Problem details
Return all lines from the listing below in which the string "outcome" occurs.

————————

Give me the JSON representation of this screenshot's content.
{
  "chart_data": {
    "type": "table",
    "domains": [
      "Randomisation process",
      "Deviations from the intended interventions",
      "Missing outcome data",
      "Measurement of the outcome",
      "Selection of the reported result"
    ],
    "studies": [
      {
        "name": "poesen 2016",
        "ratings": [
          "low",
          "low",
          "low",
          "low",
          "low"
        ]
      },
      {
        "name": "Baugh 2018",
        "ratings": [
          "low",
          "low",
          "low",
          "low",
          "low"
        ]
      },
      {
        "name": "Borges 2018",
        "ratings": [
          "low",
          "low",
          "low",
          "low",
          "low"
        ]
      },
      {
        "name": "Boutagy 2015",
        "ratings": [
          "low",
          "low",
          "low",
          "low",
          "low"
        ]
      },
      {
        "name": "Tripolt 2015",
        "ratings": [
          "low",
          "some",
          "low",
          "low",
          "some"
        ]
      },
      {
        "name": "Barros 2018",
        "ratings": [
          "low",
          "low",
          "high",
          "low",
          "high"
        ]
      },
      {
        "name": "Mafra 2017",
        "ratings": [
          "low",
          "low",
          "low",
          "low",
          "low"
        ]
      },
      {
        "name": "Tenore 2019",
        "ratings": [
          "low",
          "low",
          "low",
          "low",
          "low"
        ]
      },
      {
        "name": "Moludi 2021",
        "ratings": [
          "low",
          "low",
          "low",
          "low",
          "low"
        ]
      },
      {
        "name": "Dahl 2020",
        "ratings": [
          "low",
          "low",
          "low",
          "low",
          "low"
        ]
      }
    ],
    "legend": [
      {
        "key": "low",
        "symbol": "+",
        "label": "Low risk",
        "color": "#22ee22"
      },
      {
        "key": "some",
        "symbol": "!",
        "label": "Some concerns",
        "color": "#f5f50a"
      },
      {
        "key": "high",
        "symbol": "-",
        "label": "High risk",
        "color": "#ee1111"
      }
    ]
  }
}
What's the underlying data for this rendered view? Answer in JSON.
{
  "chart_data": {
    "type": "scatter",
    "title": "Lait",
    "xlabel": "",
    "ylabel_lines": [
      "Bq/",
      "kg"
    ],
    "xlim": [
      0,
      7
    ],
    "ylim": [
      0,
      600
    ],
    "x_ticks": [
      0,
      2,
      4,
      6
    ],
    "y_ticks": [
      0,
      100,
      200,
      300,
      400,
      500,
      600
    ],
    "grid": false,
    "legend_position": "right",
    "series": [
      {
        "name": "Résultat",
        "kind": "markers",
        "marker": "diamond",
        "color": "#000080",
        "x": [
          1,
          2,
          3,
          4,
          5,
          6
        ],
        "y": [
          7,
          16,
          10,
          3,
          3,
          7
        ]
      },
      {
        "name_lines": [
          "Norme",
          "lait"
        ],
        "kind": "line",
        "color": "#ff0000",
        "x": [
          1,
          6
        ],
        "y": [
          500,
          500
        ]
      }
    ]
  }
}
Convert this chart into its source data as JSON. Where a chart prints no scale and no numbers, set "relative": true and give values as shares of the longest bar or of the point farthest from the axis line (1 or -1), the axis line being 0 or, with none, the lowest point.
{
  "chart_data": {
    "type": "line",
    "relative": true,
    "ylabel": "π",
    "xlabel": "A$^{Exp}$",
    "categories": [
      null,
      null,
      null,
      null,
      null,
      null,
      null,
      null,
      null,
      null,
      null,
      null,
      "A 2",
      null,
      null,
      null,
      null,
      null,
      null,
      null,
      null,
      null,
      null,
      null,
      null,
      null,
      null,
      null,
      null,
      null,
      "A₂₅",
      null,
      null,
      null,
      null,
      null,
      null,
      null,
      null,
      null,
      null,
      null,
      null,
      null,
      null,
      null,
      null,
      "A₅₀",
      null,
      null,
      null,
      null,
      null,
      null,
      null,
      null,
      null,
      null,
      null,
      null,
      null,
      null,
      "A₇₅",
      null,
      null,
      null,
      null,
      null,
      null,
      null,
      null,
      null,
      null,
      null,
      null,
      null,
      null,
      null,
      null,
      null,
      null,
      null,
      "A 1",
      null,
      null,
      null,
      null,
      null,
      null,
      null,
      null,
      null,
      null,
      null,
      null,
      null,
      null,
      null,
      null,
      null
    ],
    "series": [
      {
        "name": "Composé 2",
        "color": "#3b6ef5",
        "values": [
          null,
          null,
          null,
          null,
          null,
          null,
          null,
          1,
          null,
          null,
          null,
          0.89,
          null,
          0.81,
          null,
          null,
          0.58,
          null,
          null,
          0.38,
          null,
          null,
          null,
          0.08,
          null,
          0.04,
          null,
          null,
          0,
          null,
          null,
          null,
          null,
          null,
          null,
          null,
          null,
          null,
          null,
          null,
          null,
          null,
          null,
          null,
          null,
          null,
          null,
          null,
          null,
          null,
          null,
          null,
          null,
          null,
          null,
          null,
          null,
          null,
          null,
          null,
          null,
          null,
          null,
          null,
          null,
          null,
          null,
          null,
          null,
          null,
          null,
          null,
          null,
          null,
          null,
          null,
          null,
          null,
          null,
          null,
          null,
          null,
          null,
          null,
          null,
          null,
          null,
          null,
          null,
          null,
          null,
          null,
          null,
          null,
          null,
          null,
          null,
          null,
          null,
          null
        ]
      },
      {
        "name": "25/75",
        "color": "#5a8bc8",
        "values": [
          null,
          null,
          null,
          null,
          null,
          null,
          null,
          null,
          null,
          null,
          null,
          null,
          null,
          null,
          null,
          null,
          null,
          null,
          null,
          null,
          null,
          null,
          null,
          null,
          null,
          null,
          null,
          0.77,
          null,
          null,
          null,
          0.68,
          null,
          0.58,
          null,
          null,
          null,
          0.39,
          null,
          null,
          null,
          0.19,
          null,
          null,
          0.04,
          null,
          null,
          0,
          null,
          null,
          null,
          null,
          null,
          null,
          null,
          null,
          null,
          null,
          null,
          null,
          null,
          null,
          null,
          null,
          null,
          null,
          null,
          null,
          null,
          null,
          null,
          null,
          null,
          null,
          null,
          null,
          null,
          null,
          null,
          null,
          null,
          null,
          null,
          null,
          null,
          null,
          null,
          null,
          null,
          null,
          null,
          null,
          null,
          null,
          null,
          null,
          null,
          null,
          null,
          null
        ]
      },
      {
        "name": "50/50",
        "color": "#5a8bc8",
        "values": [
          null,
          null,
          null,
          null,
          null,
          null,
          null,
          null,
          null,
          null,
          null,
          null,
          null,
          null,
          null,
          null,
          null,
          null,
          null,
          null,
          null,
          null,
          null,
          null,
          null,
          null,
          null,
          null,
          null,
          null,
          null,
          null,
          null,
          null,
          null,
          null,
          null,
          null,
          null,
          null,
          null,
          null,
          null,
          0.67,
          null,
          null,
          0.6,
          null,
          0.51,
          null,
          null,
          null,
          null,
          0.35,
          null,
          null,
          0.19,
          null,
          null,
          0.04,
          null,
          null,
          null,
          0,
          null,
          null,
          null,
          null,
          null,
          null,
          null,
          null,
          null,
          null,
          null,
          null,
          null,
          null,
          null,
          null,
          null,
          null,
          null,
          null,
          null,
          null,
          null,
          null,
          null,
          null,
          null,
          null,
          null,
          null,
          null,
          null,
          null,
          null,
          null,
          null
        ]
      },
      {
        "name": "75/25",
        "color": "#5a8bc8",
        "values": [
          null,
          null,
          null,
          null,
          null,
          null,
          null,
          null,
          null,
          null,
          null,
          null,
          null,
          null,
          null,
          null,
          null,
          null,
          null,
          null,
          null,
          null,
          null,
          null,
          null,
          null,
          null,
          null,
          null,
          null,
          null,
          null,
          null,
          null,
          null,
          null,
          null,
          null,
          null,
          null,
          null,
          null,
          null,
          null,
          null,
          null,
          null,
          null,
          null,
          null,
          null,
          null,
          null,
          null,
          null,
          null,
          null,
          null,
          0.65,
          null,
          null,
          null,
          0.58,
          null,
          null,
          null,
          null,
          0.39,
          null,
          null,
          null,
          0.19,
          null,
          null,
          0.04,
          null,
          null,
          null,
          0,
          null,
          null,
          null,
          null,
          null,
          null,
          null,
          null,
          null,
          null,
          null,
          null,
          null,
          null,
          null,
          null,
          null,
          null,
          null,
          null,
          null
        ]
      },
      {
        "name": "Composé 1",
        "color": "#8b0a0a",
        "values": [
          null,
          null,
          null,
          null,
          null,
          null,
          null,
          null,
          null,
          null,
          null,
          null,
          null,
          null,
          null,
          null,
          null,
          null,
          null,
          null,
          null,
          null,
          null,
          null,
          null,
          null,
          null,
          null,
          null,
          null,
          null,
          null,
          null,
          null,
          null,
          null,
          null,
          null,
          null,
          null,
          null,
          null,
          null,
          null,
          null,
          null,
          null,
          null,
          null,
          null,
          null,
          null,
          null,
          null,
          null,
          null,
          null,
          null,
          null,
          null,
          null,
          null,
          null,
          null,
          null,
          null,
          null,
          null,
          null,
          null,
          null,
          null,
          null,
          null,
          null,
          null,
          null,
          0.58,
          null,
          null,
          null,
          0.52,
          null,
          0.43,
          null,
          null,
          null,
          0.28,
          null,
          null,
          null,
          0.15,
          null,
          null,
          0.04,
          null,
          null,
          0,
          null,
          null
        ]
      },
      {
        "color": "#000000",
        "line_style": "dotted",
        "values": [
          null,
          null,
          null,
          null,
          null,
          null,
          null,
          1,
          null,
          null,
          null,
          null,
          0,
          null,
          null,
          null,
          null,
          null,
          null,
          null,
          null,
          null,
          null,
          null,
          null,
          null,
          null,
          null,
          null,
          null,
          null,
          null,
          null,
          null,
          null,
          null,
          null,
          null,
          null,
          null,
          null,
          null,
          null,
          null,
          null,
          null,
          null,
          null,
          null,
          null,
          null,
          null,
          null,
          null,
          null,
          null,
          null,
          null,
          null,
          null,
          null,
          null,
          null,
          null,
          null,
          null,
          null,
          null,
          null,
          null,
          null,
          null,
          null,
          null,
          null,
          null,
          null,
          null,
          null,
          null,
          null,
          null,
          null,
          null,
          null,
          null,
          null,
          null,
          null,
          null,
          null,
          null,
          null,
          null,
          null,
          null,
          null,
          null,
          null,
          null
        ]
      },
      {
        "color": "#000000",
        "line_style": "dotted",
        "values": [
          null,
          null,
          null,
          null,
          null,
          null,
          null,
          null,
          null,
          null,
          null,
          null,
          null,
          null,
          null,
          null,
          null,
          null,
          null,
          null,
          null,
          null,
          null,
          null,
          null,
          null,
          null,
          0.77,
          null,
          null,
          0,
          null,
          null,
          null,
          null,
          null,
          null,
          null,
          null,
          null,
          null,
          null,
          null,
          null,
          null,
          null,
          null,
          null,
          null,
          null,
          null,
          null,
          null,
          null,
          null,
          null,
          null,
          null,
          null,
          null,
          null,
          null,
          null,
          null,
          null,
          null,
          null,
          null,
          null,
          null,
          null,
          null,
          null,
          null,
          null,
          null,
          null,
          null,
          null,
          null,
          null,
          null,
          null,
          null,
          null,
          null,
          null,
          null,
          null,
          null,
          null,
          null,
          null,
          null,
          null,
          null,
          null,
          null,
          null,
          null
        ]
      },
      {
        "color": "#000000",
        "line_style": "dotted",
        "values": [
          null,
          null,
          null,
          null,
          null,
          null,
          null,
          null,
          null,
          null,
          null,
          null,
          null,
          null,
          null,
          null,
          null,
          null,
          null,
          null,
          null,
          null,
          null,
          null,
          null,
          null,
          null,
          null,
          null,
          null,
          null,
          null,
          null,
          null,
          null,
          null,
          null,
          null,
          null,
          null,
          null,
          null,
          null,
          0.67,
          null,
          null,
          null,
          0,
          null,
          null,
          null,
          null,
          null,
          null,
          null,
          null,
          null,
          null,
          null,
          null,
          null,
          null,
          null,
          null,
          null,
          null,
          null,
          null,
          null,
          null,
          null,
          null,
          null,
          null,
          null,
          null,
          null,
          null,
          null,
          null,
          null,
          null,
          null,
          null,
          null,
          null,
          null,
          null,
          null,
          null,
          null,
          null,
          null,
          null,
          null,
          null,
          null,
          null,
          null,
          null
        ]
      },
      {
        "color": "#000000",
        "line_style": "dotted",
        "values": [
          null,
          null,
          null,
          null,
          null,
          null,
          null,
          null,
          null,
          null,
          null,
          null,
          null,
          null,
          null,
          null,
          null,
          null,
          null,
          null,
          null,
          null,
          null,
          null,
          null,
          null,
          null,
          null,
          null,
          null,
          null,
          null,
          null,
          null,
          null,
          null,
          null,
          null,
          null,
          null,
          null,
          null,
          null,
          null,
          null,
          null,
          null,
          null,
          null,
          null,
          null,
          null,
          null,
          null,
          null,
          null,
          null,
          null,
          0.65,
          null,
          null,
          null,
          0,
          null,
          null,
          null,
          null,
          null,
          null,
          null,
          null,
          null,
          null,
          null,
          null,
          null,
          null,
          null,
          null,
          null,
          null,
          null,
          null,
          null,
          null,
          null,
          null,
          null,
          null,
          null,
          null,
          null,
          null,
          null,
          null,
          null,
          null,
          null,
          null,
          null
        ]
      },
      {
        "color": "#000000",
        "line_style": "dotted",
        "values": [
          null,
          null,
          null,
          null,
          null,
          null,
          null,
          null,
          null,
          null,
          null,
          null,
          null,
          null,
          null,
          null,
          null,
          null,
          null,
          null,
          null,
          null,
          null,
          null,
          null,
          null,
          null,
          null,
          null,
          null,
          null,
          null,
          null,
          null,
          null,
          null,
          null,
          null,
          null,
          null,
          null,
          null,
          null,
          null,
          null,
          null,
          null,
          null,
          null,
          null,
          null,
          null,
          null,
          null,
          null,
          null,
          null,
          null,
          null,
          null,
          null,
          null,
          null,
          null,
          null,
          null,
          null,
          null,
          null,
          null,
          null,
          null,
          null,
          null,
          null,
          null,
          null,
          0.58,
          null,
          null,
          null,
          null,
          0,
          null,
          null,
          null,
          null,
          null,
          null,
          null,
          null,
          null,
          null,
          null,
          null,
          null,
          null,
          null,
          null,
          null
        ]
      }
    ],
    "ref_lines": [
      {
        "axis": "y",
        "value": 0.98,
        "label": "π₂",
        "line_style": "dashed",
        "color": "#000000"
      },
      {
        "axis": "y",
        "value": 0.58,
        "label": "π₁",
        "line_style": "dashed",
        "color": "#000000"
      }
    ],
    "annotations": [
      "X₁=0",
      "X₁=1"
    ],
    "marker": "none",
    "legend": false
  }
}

————————

Solution for this problem
      "Missing outcome data",
      "Measurement of the outcome",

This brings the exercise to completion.